═══ DATA ROWS

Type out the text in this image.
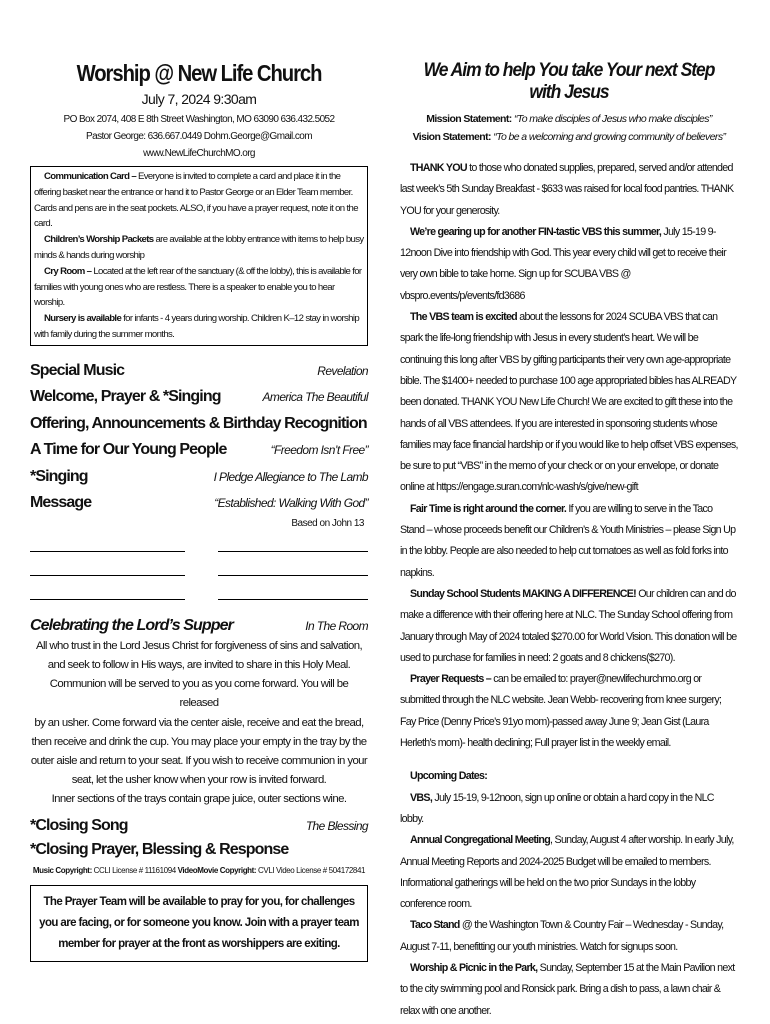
Worship @ New Life Church
July 7, 2024 9:30am
PO Box 2074, 408 E 8th Street Washington, MO 63090 636.432.5052
Pastor George: 636.667.0449 Dohm.George@Gmail.com www.NewLifeChurchMO.org

Communication Card – Everyone is invited to complete a card and place it in the offering basket near the entrance or hand it to Pastor George or an Elder Team member. Cards and pens are in the seat pockets. ALSO, if you have a prayer request, note it on the card.

Children’s Worship Packets are available at the lobby entrance with items to help busy minds & hands during worship

Cry Room – Located at the left rear of the sanctuary (& off the lobby), this is available for families with young ones who are restless. There is a speaker to enable you to hear worship.

Nursery is available for infants - 4 years during worship. Children K–12 stay in worship with family during the summer months.

Special Music	Revelation
Welcome, Prayer & *Singing	America The Beautiful
Offering, Announcements & Birthday Recognition
A Time for Our Young People	“Freedom Isn’t Free”
*Singing	I Pledge Allegiance to The Lamb
Message	“Established: Walking With God”
Based on John 13
Celebrating the Lord’s Supper	In The Room
All who trust in the Lord Jesus Christ for forgiveness of sins and salvation,
and seek to follow in His ways, are invited to share in this Holy Meal.
Communion will be served to you as you come forward. You will be released
by an usher. Come forward via the center aisle, receive and eat the bread,
then receive and drink the cup. You may place your empty in the tray by the
outer aisle and return to your seat. If you wish to receive communion in your
seat, let the usher know when your row is invited forward.
Inner sections of the trays contain grape juice, outer sections wine.
*Closing Song	The Blessing
*Closing Prayer, Blessing & Response
Music Copyright: CCLI License # 11161094 VideoMovie Copyright: CVLI Video License # 504172841
The Prayer Team will be available to pray for you, for challenges you are facing, or for someone you know. Join with a prayer team member for prayer at the front as worshippers are exiting.
We Aim to help You take Your next Step with Jesus
Mission Statement: “To make disciples of Jesus who make disciples”
Vision Statement: “To be a welcoming and growing community of believers”

THANK YOU to those who donated supplies, prepared, served and/or attended last week’s 5th Sunday Breakfast - $633 was raised for local food pantries. THANK YOU for your generosity.

We’re gearing up for another FIN-tastic VBS this summer, July 15-19 9-12noon Dive into friendship with God. This year every child will get to receive their very own bible to take home. Sign up for SCUBA VBS @ vbspro.events/p/events/fd3686

The VBS team is excited about the lessons for 2024 SCUBA VBS that can spark the life-long friendship with Jesus in every student’s heart. We will be continuing this long after VBS by gifting participants their very own age-appropriate bible. The $1400+ needed to purchase 100 age appropriated bibles has ALREADY been donated. THANK YOU New Life Church! We are excited to gift these into the hands of all VBS attendees. If you are interested in sponsoring students whose families may face financial hardship or if you would like to help offset VBS expenses, be sure to put “VBS” in the memo of your check or on your envelope, or donate online at https://engage.suran.com/nlc-wash/s/give/new-gift

Fair Time is right around the corner. If you are willing to serve in the Taco Stand – whose proceeds benefit our Children’s & Youth Ministries – please Sign Up in the lobby. People are also needed to help cut tomatoes as well as fold forks into napkins.

Sunday School Students MAKING A DIFFERENCE! Our children can and do make a difference with their offering here at NLC. The Sunday School offering from January through May of 2024 totaled $270.00 for World Vision. This donation will be used to purchase for families in need: 2 goats and 8 chickens($270).

Prayer Requests – can be emailed to: prayer@newlifechurchmo.org or submitted through the NLC website. Jean Webb- recovering from knee surgery; Fay Price (Denny Price’s 91yo mom)-passed away June 9; Jean Gist (Laura Herleth’s mom)- health declining; Full prayer list in the weekly email.

Upcoming Dates:

VBS, July 15-19, 9-12noon, sign up online or obtain a hard copy in the NLC lobby.

Annual Congregational Meeting, Sunday, August 4 after worship. In early July, Annual Meeting Reports and 2024-2025 Budget will be emailed to members. Informational gatherings will be held on the two prior Sundays in the lobby conference room.

Taco Stand @ the Washington Town & Country Fair – Wednesday - Sunday, August 7-11, benefitting our youth ministries. Watch for signups soon.

Worship & Picnic in the Park, Sunday, September 15 at the Main Pavilion next to the city swimming pool and Ronsick park. Bring a dish to pass, a lawn chair & relax with one another.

══════

WHAT TO PRODUCE: Exclude the images and reproduce the remaining data exactly.

WRITTEN RESPONSE:
Type out the text in this image.
Worship @ New Life Church
July 7, 2024 9:30am
PO Box 2074, 408 E 8th Street Washington, MO 63090 636.432.5052
Pastor George: 636.667.0449 Dohm.George@Gmail.com www.NewLifeChurchMO.org

Communication Card – Everyone is invited to complete a card and place it in the offering basket near the entrance or hand it to Pastor George or an Elder Team member. Cards and pens are in the seat pockets. ALSO, if you have a prayer request, note it on the card.

Children’s Worship Packets are available at the lobby entrance with items to help busy minds & hands during worship

Cry Room – Located at the left rear of the sanctuary (& off the lobby), this is available for families with young ones who are restless. There is a speaker to enable you to hear worship.

Nursery is available for infants - 4 years during worship. Children K–12 stay in worship with family during the summer months.

Special Music	Revelation
Welcome, Prayer & *Singing	America The Beautiful
Offering, Announcements & Birthday Recognition
A Time for Our Young People	“Freedom Isn’t Free”
*Singing	I Pledge Allegiance to The Lamb
Message	“Established: Walking With God”
Based on John 13
Celebrating the Lord’s Supper	In The Room
All who trust in the Lord Jesus Christ for forgiveness of sins and salvation,
and seek to follow in His ways, are invited to share in this Holy Meal.
Communion will be served to you as you come forward. You will be released
by an usher. Come forward via the center aisle, receive and eat the bread,
then receive and drink the cup. You may place your empty in the tray by the
outer aisle and return to your seat. If you wish to receive communion in your
seat, let the usher know when your row is invited forward.
Inner sections of the trays contain grape juice, outer sections wine.
*Closing Song	The Blessing
*Closing Prayer, Blessing & Response
Music Copyright: CCLI License # 11161094 VideoMovie Copyright: CVLI Video License # 504172841
The Prayer Team will be available to pray for you, for challenges you are facing, or for someone you know. Join with a prayer team member for prayer at the front as worshippers are exiting.
We Aim to help You take Your next Step with Jesus
Mission Statement: “To make disciples of Jesus who make disciples”
Vision Statement: “To be a welcoming and growing community of believers”

THANK YOU to those who donated supplies, prepared, served and/or attended last week’s 5th Sunday Breakfast - $633 was raised for local food pantries. THANK YOU for your generosity.

We’re gearing up for another FIN-tastic VBS this summer, July 15-19 9-12noon Dive into friendship with God. This year every child will get to receive their very own bible to take home. Sign up for SCUBA VBS @ vbspro.events/p/events/fd3686

The VBS team is excited about the lessons for 2024 SCUBA VBS that can spark the life-long friendship with Jesus in every student’s heart. We will be continuing this long after VBS by gifting participants their very own age-appropriate bible. The $1400+ needed to purchase 100 age appropriated bibles has ALREADY been donated. THANK YOU New Life Church! We are excited to gift these into the hands of all VBS attendees. If you are interested in sponsoring students whose families may face financial hardship or if you would like to help offset VBS expenses, be sure to put “VBS” in the memo of your check or on your envelope, or donate online at https://engage.suran.com/nlc-wash/s/give/new-gift

Fair Time is right around the corner. If you are willing to serve in the Taco Stand – whose proceeds benefit our Children’s & Youth Ministries – please Sign Up in the lobby. People are also needed to help cut tomatoes as well as fold forks into napkins.

Sunday School Students MAKING A DIFFERENCE! Our children can and do make a difference with their offering here at NLC. The Sunday School offering from January through May of 2024 totaled $270.00 for World Vision. This donation will be used to purchase for families in need: 2 goats and 8 chickens($270).

Prayer Requests – can be emailed to: prayer@newlifechurchmo.org or submitted through the NLC website. Jean Webb- recovering from knee surgery; Fay Price (Denny Price’s 91yo mom)-passed away June 9; Jean Gist (Laura Herleth’s mom)- health declining; Full prayer list in the weekly email.

Upcoming Dates:

VBS, July 15-19, 9-12noon, sign up online or obtain a hard copy in the NLC lobby.

Annual Congregational Meeting, Sunday, August 4 after worship. In early July, Annual Meeting Reports and 2024-2025 Budget will be emailed to members. Informational gatherings will be held on the two prior Sundays in the lobby conference room.

Taco Stand @ the Washington Town & Country Fair – Wednesday - Sunday, August 7-11, benefitting our youth ministries. Watch for signups soon.

Worship & Picnic in the Park, Sunday, September 15 at the Main Pavilion next to the city swimming pool and Ronsick park. Bring a dish to pass, a lawn chair & relax with one another.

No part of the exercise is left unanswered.